▸ Given request: Below are some records; repeat them all exactly, minus the pictures.

▸ Raw records:
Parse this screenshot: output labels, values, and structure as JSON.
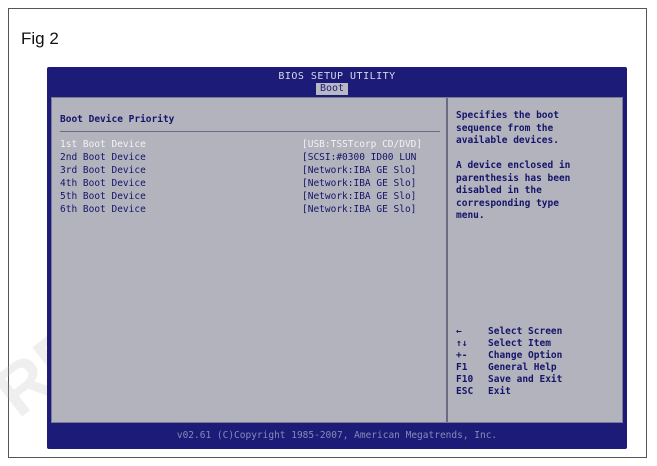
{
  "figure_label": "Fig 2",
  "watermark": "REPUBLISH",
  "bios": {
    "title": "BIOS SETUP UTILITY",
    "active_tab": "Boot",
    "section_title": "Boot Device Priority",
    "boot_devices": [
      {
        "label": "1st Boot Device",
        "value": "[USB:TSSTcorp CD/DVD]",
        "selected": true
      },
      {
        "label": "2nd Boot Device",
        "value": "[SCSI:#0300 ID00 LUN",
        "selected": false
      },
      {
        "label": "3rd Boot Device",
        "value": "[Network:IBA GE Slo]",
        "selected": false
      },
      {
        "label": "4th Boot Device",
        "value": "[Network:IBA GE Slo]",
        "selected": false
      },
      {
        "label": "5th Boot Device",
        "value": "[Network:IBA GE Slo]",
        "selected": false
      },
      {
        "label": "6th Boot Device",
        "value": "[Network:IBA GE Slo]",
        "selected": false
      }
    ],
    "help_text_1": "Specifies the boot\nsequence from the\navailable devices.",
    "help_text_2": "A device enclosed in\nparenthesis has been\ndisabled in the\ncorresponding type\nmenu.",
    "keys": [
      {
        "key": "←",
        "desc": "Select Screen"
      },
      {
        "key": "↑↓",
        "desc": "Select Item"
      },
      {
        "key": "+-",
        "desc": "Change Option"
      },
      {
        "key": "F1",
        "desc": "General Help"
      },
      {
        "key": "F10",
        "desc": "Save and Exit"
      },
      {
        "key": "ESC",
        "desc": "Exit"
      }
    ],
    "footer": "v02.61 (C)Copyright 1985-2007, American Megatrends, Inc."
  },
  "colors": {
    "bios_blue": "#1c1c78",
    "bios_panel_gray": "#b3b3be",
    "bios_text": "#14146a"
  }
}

▸ Written answer:
Parse this screenshot: output labels, values, and structure as JSON.
{
  "figure_label": "Fig 2",
  "watermark": "REPUBLISH",
  "bios": {
    "title": "BIOS SETUP UTILITY",
    "active_tab": "Boot",
    "section_title": "Boot Device Priority",
    "boot_devices": [
      {
        "label": "1st Boot Device",
        "value": "[USB:TSSTcorp CD/DVD]",
        "selected": true
      },
      {
        "label": "2nd Boot Device",
        "value": "[SCSI:#0300 ID00 LUN",
        "selected": false
      },
      {
        "label": "3rd Boot Device",
        "value": "[Network:IBA GE Slo]",
        "selected": false
      },
      {
        "label": "4th Boot Device",
        "value": "[Network:IBA GE Slo]",
        "selected": false
      },
      {
        "label": "5th Boot Device",
        "value": "[Network:IBA GE Slo]",
        "selected": false
      },
      {
        "label": "6th Boot Device",
        "value": "[Network:IBA GE Slo]",
        "selected": false
      }
    ],
    "help_text_1": "Specifies the boot\nsequence from the\navailable devices.",
    "help_text_2": "A device enclosed in\nparenthesis has been\ndisabled in the\ncorresponding type\nmenu.",
    "keys": [
      {
        "key": "←",
        "desc": "Select Screen"
      },
      {
        "key": "↑↓",
        "desc": "Select Item"
      },
      {
        "key": "+-",
        "desc": "Change Option"
      },
      {
        "key": "F1",
        "desc": "General Help"
      },
      {
        "key": "F10",
        "desc": "Save and Exit"
      },
      {
        "key": "ESC",
        "desc": "Exit"
      }
    ],
    "footer": "v02.61 (C)Copyright 1985-2007, American Megatrends, Inc."
  },
  "colors": {
    "bios_blue": "#1c1c78",
    "bios_panel_gray": "#b3b3be",
    "bios_text": "#14146a"
  }
}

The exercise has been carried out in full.